__The problem__.
Look through the data below for the string "użytkownika", and copy every line where it turns up.

━━━━━ Task data ━━━━━

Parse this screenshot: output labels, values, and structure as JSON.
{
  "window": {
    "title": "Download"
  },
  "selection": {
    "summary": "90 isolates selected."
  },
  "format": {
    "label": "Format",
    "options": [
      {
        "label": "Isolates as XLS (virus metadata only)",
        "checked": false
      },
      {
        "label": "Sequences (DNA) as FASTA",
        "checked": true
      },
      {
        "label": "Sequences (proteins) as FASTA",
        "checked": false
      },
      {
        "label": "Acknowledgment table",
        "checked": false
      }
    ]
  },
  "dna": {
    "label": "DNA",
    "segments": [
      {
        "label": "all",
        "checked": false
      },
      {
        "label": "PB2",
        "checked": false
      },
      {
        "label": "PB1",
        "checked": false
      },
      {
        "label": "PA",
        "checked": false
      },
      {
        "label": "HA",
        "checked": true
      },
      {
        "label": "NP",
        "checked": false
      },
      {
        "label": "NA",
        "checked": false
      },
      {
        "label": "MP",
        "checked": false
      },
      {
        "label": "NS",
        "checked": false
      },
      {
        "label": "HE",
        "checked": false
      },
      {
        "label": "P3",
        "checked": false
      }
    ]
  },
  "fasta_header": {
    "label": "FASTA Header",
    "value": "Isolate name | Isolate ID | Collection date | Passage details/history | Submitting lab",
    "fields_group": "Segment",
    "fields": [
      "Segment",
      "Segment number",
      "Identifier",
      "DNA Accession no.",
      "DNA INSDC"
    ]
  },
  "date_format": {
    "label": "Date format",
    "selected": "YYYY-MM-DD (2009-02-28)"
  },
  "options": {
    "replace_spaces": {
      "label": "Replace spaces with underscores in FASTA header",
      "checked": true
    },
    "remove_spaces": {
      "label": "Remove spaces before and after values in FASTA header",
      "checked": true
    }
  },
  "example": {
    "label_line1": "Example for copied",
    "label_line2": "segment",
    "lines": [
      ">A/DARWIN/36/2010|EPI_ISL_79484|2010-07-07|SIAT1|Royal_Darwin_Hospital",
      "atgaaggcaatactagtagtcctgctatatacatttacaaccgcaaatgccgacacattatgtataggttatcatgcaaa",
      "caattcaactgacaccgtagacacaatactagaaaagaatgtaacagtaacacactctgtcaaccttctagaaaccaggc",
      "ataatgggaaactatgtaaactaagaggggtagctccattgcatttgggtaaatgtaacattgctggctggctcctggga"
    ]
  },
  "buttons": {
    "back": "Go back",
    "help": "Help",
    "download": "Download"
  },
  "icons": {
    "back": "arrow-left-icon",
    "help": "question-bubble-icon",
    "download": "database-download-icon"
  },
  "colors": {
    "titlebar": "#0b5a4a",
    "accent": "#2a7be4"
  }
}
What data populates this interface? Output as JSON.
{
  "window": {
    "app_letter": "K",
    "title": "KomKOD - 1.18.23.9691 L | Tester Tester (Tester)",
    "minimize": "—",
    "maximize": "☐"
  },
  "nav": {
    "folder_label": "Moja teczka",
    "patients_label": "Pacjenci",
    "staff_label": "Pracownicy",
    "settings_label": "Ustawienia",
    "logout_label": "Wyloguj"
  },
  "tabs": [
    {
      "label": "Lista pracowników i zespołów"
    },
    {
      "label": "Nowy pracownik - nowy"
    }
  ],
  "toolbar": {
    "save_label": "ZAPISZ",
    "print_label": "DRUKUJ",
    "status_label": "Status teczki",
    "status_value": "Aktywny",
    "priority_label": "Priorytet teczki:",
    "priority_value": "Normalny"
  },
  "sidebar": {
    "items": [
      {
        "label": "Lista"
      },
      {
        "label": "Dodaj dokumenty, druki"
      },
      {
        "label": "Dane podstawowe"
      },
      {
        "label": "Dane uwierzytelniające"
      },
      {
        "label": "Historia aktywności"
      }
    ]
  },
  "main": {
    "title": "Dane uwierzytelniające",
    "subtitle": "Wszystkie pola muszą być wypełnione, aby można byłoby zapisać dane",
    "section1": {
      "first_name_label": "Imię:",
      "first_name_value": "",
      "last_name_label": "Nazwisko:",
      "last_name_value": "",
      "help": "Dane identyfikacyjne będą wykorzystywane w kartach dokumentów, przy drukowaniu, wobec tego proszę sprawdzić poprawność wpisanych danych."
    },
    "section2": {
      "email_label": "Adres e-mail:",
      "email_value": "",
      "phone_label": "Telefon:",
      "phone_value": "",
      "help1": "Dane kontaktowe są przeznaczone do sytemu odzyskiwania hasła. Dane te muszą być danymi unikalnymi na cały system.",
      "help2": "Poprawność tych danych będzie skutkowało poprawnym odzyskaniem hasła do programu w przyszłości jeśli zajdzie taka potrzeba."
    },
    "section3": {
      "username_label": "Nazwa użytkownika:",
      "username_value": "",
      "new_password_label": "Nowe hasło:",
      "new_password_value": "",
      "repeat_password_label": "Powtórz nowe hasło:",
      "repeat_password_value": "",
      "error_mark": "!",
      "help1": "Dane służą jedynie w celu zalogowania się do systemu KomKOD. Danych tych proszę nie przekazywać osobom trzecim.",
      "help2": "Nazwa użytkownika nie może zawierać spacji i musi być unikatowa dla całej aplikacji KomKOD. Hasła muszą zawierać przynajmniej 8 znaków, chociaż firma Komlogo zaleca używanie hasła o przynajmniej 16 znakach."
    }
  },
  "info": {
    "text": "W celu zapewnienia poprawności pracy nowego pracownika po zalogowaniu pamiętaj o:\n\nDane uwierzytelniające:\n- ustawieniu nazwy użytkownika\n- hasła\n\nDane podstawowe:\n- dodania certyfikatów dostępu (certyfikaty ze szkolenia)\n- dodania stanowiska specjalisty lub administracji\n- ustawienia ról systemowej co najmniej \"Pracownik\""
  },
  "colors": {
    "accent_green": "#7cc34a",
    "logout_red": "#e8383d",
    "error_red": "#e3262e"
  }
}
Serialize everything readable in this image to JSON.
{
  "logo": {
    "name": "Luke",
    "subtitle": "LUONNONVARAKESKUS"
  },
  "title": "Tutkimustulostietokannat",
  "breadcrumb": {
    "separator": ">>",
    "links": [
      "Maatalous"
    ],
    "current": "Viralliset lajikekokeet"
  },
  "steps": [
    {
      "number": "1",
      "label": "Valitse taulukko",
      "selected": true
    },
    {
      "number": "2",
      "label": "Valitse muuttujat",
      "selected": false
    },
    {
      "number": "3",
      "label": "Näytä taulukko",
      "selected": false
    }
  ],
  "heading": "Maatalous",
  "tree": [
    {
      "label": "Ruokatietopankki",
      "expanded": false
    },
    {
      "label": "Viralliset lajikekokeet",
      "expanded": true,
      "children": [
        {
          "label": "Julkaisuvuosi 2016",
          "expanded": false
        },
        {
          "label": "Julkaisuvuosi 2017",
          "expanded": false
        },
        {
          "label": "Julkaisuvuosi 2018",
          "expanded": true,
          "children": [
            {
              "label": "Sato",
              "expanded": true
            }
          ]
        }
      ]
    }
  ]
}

━━━━━

__Your solution__.
      "username_label": "Nazwa użytkownika:",
      "help2": "Nazwa użytkownika nie może zawierać spacji i musi być unikatowa dla całej aplikacji KomKOD. Hasła muszą zawierać przynajmniej 8 znaków, chociaż firma Komlogo zaleca używanie hasła o przynajmniej 16 znakach."
    "text": "W celu zapewnienia poprawności pracy nowego pracownika po zalogowaniu pamiętaj o:\n\nDane uwierzytelniające:\n- ustawieniu nazwy użytkownika\n- hasła\n\nDane podstawowe:\n- dodania certyfikatów dostępu (certyfikaty ze szkolenia)\n- dodania stanowiska specjalisty lub administracji\n- ustawienia ról systemowej co najmniej \"Pracownik\""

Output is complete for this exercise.